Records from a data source
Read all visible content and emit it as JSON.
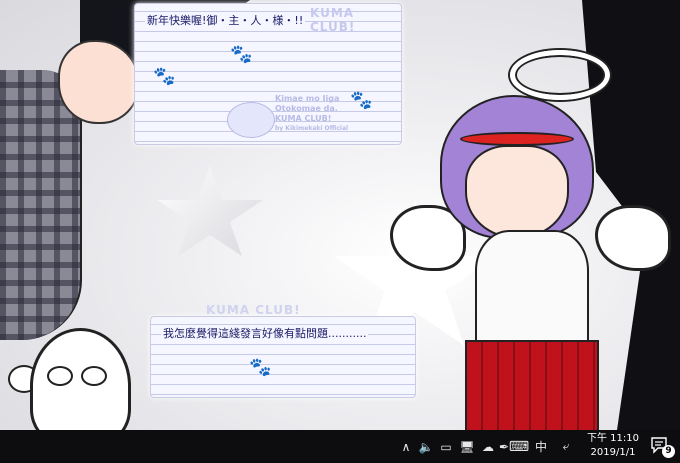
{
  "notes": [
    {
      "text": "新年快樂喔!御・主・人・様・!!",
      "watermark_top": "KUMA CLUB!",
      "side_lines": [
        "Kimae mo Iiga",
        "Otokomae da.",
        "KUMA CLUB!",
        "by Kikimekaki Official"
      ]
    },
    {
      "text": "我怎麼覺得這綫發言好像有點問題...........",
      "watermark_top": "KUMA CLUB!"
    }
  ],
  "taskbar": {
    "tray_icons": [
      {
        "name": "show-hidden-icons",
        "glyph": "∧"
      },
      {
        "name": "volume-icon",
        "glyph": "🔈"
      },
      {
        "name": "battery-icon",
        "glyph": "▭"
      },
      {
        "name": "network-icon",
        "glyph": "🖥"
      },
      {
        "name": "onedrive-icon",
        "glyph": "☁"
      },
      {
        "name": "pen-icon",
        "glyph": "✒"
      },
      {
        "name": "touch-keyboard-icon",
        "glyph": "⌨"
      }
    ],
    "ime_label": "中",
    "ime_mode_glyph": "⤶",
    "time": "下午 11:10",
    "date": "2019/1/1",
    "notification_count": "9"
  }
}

---

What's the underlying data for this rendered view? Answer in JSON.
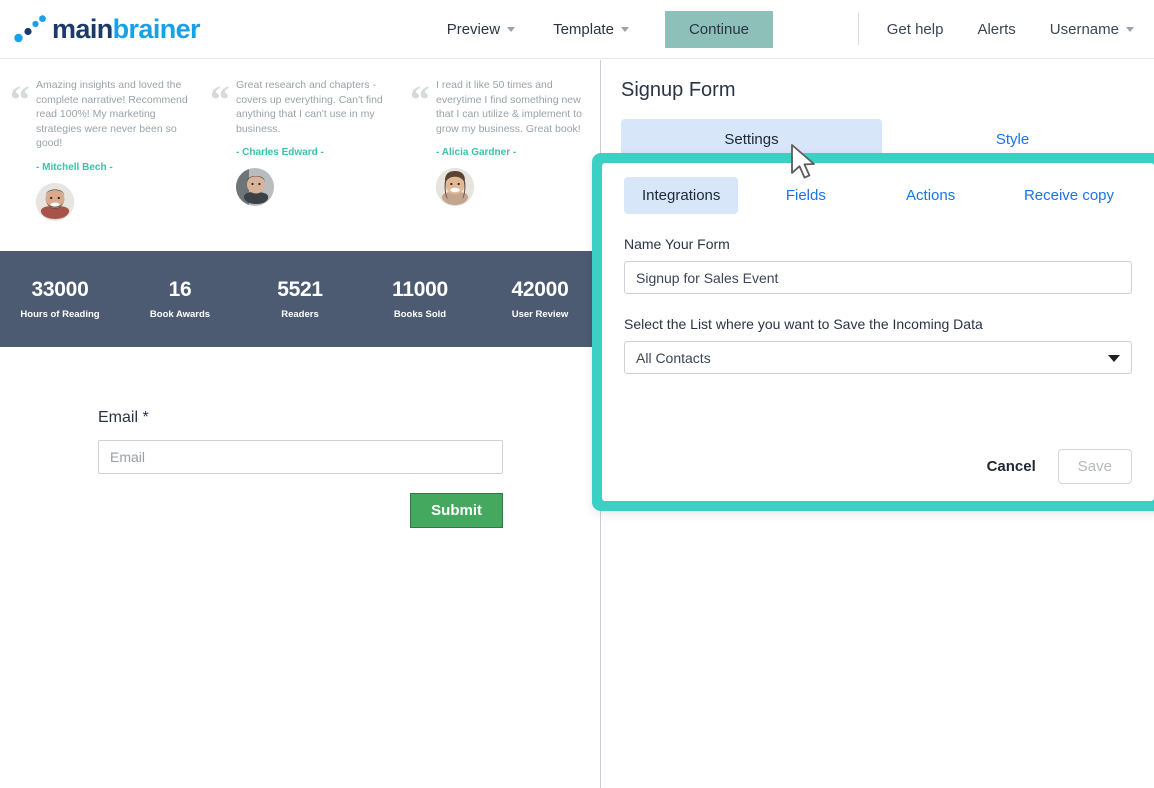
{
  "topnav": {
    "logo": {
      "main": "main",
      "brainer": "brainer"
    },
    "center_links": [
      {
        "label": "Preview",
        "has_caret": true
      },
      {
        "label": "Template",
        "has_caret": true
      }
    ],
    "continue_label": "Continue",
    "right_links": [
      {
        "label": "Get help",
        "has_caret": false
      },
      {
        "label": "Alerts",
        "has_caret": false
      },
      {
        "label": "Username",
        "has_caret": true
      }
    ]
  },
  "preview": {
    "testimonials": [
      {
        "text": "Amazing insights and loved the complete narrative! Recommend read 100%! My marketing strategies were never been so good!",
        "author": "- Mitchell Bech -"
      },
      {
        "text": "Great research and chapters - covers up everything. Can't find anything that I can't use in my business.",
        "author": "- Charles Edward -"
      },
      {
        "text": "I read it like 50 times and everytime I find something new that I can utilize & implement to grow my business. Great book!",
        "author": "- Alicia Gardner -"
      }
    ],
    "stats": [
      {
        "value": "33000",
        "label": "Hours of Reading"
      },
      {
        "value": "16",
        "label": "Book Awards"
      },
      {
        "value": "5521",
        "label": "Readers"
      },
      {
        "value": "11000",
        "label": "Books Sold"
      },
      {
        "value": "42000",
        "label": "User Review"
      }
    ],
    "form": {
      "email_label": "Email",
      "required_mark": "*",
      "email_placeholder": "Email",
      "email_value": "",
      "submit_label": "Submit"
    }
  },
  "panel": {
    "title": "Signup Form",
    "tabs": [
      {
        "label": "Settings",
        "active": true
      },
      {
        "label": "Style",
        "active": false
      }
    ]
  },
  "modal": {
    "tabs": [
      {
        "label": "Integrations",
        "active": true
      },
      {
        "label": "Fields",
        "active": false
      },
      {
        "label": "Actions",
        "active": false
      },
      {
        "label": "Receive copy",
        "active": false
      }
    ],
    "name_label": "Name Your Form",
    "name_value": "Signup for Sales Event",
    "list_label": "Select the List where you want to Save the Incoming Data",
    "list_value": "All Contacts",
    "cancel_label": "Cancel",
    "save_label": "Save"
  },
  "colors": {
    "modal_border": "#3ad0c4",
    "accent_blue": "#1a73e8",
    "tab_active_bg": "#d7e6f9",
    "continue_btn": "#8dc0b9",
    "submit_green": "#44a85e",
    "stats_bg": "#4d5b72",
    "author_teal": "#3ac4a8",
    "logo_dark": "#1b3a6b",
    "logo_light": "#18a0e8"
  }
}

**Work to be completed**:
Only a number is wanted: how many lines contain the word "that"?

**Expected answer**:
2